- **Data records**
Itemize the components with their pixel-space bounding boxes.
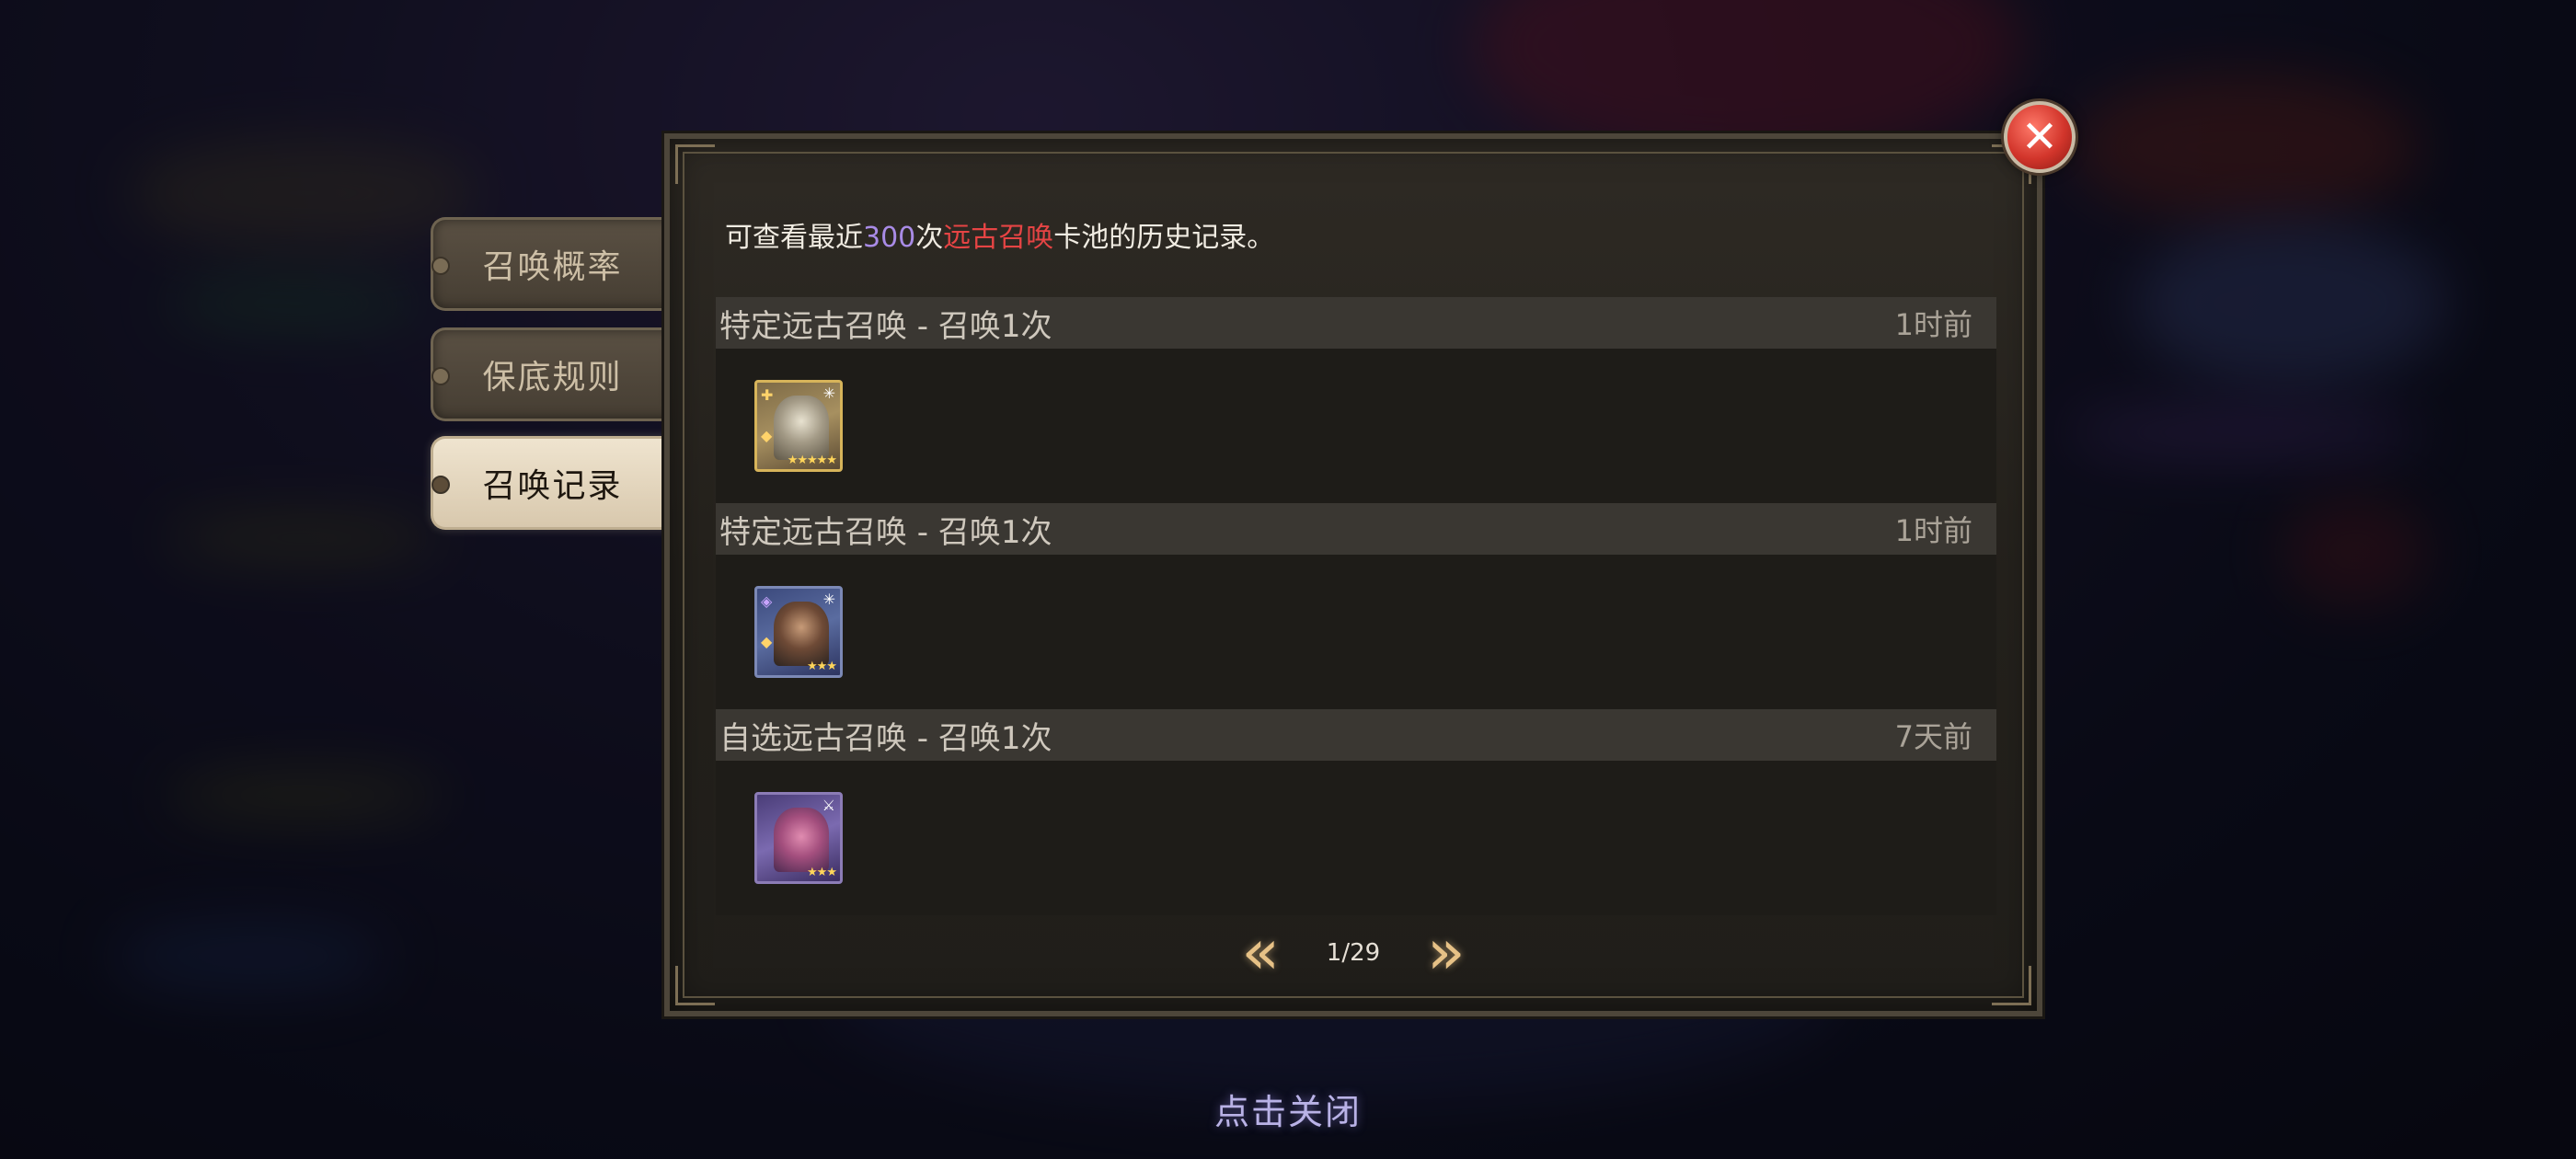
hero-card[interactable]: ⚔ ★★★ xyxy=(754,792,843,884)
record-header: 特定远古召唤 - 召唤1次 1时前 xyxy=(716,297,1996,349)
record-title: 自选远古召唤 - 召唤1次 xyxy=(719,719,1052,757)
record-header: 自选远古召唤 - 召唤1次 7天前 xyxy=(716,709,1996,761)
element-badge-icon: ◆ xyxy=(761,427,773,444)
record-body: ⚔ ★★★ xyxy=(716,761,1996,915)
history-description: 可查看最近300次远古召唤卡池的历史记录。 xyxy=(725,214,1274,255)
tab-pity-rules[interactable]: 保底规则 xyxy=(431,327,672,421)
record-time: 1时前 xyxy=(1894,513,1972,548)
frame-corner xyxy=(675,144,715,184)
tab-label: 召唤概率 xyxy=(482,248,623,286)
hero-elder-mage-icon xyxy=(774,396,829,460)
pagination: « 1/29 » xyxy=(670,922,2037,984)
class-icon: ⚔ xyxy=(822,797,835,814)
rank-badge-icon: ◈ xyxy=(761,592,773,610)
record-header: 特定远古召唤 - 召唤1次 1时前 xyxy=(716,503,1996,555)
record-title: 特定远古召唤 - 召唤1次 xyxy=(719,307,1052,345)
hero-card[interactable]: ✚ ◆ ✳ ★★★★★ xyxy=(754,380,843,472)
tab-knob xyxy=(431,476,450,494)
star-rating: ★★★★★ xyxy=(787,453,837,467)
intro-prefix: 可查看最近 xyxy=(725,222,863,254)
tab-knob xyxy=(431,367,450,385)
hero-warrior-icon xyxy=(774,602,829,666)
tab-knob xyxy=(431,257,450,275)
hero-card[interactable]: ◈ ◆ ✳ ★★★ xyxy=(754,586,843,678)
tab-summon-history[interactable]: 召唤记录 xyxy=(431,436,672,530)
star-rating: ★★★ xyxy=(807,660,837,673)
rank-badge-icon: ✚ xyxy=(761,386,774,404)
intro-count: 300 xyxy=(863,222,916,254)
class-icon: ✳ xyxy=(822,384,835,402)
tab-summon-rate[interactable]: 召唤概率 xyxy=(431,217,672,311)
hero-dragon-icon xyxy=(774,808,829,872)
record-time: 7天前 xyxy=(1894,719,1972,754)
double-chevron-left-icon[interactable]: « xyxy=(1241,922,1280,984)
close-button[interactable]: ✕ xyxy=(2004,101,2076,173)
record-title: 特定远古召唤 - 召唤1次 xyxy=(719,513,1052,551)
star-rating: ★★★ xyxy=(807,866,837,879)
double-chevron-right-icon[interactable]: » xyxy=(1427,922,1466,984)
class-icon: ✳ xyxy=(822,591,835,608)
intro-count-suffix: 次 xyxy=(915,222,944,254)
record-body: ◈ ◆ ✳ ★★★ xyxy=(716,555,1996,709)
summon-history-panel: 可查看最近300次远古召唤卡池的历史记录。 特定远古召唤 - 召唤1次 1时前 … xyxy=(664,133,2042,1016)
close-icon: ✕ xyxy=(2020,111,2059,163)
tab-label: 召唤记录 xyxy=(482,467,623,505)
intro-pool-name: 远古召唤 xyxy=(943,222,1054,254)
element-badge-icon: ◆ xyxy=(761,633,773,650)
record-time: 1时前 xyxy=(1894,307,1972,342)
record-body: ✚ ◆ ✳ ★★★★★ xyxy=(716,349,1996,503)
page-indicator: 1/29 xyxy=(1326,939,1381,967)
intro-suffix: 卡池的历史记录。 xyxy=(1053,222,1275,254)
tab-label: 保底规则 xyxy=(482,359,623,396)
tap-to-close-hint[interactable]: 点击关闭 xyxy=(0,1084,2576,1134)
==
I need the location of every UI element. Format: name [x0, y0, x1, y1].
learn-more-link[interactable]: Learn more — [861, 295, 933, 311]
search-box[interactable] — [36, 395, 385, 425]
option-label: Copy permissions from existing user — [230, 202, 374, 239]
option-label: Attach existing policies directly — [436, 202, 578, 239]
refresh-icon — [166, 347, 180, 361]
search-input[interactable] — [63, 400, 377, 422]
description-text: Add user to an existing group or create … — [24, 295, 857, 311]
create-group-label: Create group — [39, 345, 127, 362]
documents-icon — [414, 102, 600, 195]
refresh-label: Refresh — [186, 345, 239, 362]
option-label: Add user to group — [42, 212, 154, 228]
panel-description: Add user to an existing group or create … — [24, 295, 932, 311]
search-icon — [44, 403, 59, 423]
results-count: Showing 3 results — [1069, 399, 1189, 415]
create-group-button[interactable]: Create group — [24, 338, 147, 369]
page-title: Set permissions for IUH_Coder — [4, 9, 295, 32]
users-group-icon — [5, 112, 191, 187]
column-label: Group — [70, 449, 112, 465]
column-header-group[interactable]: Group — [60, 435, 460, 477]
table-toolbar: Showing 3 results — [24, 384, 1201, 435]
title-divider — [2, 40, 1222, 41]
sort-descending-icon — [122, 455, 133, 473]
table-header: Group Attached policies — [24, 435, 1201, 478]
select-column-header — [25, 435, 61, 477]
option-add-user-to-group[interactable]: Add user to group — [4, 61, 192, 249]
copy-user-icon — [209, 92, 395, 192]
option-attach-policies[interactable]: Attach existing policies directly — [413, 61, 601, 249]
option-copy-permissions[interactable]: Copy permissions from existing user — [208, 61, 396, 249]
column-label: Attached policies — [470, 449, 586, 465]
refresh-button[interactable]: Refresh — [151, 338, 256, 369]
==
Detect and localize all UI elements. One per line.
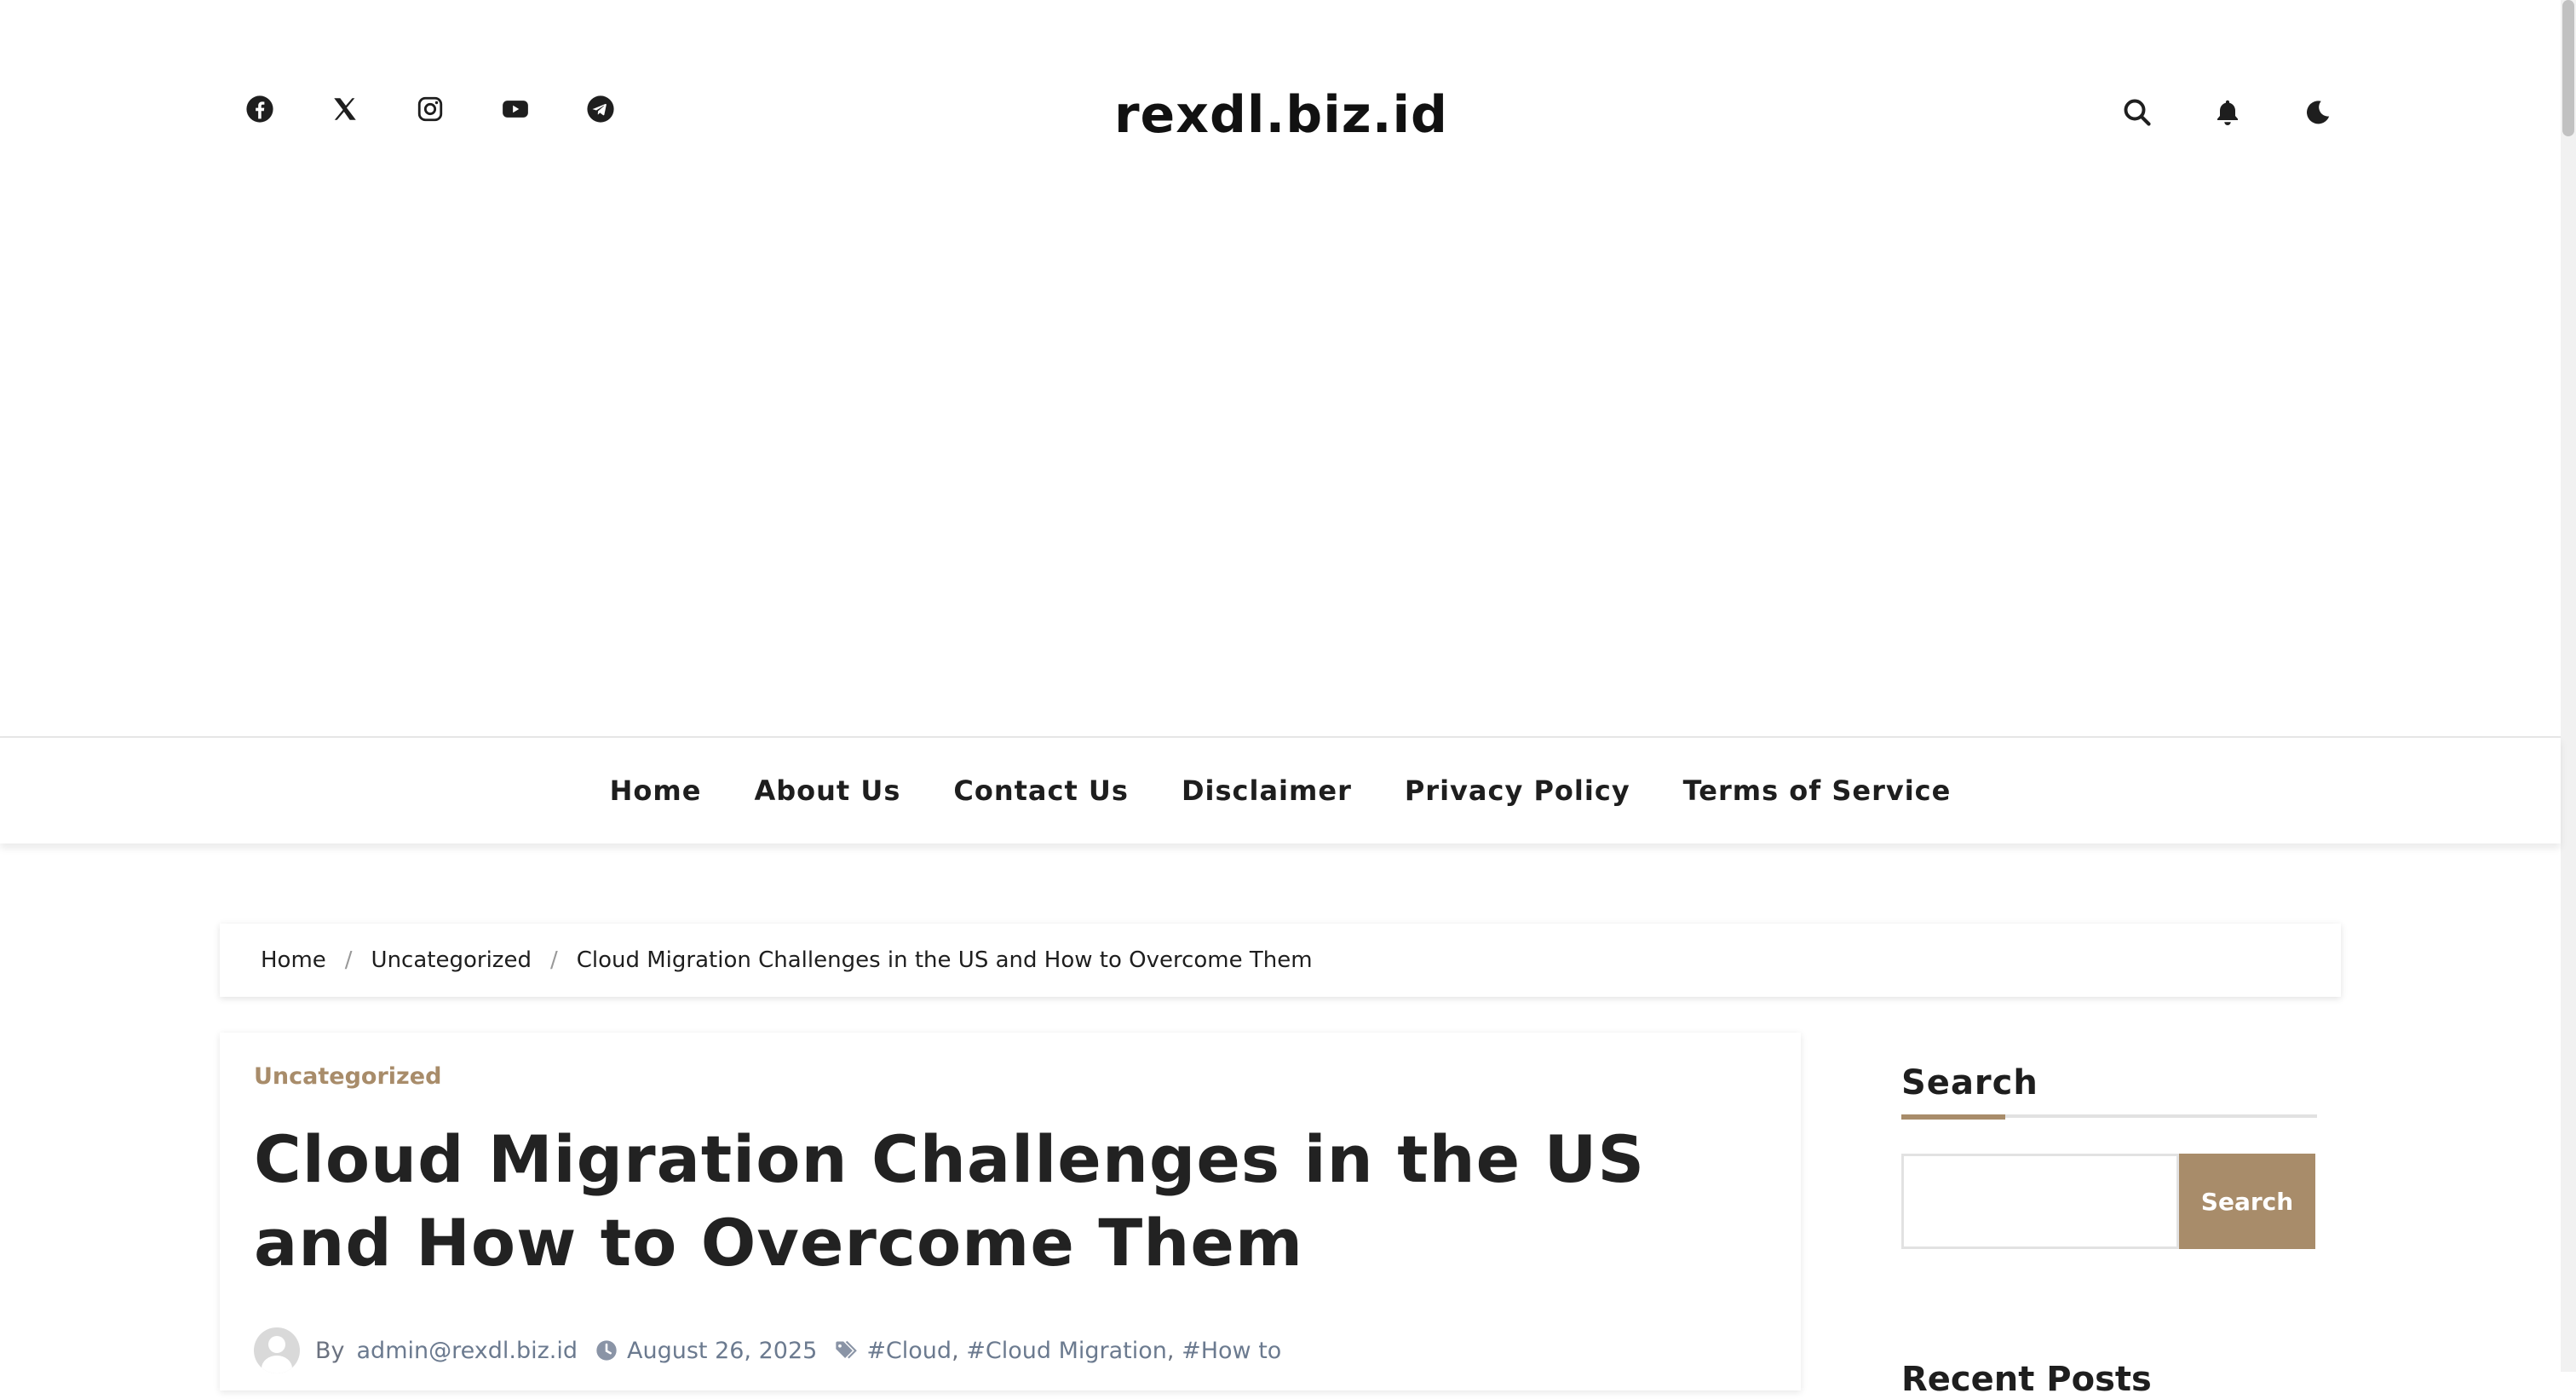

- **Direction**
Format the items from the line containing "Itemize the components" through the line containing "tab-knob xyxy=(431,257,450,275)" as a numbered list, leaving out blank lines and pictures.

- **Result of this exercise**
1. Itemize the components with their pixel-space bounding boxes.
2. hero-card[interactable]: ⚔ ★★★ xyxy=(754,792,843,884)
3. record-header: 特定远古召唤 - 召唤1次 1时前 xyxy=(716,297,1996,349)
4. record-title: 自选远古召唤 - 召唤1次 xyxy=(719,719,1052,757)
5. record-header: 自选远古召唤 - 召唤1次 7天前 xyxy=(716,709,1996,761)
6. element-badge-icon: ◆ xyxy=(761,427,773,444)
7. record-body: ⚔ ★★★ xyxy=(716,761,1996,915)
8. history-description: 可查看最近300次远古召唤卡池的历史记录。 xyxy=(725,214,1274,255)
9. tab-pity-rules[interactable]: 保底规则 xyxy=(431,327,672,421)
10. record-time: 1时前 xyxy=(1894,513,1972,548)
11. frame-corner xyxy=(675,144,715,184)
12. tab-label: 召唤概率 xyxy=(482,248,623,286)
13. hero-elder-mage-icon xyxy=(774,396,829,460)
14. pagination: « 1/29 » xyxy=(670,922,2037,984)
15. class-icon: ⚔ xyxy=(822,797,835,814)
16. rank-badge-icon: ◈ xyxy=(761,592,773,610)
17. record-header: 特定远古召唤 - 召唤1次 1时前 xyxy=(716,503,1996,555)
18. record-title: 特定远古召唤 - 召唤1次 xyxy=(719,307,1052,345)
19. hero-card[interactable]: ✚ ◆ ✳ ★★★★★ xyxy=(754,380,843,472)
20. tab-knob xyxy=(431,476,450,494)
21. star-rating: ★★★★★ xyxy=(787,453,837,467)
22. intro-prefix: 可查看最近 xyxy=(725,222,863,254)
23. tab-knob xyxy=(431,367,450,385)
24. hero-warrior-icon xyxy=(774,602,829,666)
25. tab-knob xyxy=(431,257,450,275)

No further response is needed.